== Material for this exercise

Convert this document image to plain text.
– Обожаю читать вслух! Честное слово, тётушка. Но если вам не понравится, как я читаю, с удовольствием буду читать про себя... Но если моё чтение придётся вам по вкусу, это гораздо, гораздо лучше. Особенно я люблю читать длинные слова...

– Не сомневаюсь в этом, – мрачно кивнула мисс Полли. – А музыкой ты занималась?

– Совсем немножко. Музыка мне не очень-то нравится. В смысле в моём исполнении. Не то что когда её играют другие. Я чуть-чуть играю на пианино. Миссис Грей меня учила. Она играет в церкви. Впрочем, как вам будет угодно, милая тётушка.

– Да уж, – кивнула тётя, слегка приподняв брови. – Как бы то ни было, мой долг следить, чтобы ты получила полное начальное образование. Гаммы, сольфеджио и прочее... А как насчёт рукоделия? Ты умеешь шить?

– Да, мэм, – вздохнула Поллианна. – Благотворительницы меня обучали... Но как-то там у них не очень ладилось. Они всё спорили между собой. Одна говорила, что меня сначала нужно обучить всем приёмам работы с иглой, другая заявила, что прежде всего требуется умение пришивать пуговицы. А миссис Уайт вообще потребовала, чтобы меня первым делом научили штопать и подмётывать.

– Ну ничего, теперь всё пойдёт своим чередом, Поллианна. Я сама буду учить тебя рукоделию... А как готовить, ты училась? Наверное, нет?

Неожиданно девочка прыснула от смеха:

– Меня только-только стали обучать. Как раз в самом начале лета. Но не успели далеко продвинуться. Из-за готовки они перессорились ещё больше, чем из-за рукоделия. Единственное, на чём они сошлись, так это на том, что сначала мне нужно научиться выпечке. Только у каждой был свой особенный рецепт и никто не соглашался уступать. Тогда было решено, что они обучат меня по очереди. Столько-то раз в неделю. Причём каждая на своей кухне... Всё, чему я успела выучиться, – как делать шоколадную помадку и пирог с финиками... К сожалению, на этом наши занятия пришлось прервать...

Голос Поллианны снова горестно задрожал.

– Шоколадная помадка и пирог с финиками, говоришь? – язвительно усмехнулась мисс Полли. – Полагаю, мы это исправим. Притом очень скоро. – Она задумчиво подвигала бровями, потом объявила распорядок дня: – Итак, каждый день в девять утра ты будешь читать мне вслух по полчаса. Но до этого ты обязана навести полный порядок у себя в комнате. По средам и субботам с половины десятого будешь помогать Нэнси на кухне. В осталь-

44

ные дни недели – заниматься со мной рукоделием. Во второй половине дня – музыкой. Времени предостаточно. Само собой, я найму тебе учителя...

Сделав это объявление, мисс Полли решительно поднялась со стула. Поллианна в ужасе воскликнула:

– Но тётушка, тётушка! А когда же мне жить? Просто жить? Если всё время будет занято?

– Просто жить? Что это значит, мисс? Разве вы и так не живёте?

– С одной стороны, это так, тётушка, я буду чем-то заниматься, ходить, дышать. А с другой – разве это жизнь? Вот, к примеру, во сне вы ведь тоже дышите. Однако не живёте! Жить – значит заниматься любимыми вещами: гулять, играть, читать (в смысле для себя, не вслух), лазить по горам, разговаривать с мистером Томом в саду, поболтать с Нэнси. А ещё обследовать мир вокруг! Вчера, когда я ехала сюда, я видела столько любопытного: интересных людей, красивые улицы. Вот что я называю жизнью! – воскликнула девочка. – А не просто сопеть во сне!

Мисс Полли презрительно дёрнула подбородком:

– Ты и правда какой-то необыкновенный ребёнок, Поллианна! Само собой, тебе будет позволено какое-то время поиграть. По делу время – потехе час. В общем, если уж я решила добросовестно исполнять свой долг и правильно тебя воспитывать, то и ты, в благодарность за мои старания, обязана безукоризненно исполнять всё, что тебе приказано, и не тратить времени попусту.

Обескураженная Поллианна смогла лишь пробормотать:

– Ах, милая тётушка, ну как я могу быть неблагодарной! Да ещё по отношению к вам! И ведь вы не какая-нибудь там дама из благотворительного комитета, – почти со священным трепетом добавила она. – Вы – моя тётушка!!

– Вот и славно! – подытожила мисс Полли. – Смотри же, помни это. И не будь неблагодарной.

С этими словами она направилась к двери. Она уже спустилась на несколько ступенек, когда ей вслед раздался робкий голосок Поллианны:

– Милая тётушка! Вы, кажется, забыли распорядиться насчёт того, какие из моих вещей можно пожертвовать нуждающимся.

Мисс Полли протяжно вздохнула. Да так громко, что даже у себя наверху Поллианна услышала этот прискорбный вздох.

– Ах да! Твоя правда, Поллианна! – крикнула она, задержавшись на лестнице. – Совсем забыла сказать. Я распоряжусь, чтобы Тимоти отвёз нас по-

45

====
== Material for this exercise

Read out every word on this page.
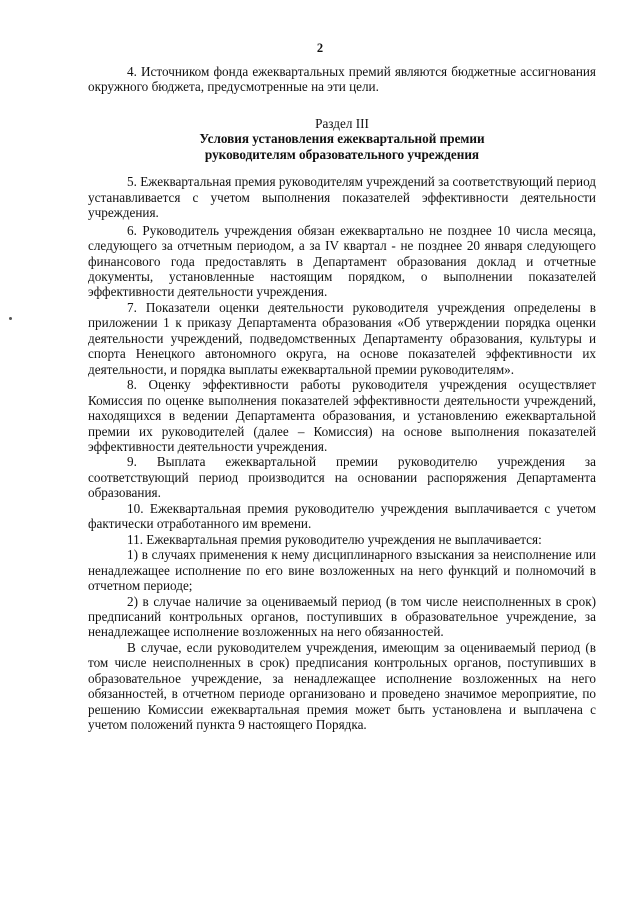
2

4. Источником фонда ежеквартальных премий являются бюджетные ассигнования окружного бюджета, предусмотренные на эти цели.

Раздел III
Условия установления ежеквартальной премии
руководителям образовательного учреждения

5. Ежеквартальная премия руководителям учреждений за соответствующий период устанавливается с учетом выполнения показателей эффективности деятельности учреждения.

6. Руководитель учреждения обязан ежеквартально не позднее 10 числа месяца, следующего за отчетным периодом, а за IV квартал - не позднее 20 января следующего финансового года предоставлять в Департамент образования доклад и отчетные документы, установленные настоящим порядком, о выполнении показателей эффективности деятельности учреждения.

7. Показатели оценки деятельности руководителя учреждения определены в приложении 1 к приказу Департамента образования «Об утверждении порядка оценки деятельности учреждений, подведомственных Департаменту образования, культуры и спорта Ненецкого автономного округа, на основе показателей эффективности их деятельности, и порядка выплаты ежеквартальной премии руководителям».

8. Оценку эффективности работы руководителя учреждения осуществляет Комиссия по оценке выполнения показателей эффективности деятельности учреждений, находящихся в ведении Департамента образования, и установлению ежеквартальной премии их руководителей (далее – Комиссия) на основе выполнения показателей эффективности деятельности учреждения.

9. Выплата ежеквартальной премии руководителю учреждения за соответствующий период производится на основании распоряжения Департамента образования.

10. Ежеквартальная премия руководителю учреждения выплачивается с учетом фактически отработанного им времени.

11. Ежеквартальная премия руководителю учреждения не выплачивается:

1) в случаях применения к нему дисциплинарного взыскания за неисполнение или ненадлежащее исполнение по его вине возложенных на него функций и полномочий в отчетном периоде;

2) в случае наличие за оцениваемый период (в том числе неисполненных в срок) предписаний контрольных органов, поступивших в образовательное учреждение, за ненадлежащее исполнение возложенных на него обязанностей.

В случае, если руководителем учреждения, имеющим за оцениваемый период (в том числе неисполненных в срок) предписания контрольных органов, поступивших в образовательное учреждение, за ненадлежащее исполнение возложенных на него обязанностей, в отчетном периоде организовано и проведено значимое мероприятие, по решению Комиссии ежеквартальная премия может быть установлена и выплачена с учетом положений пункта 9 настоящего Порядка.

====

- [Given problem]
Where a line of the data holds "Совсем", show that line.

- [In response]
– Совсем немножко. Музыка мне не очень-то нравится. В смысле в моём исполнении. Не то что когда её играют другие. Я чуть-чуть играю на пианино. Миссис Грей меня учила. Она играет в церкви. Впрочем, как вам будет угодно, милая тётушка.
– Ах да! Твоя правда, Поллианна! – крикнула она, задержавшись на лестнице. – Совсем забыла сказать. Я распоряжусь, чтобы Тимоти отвёз нас по-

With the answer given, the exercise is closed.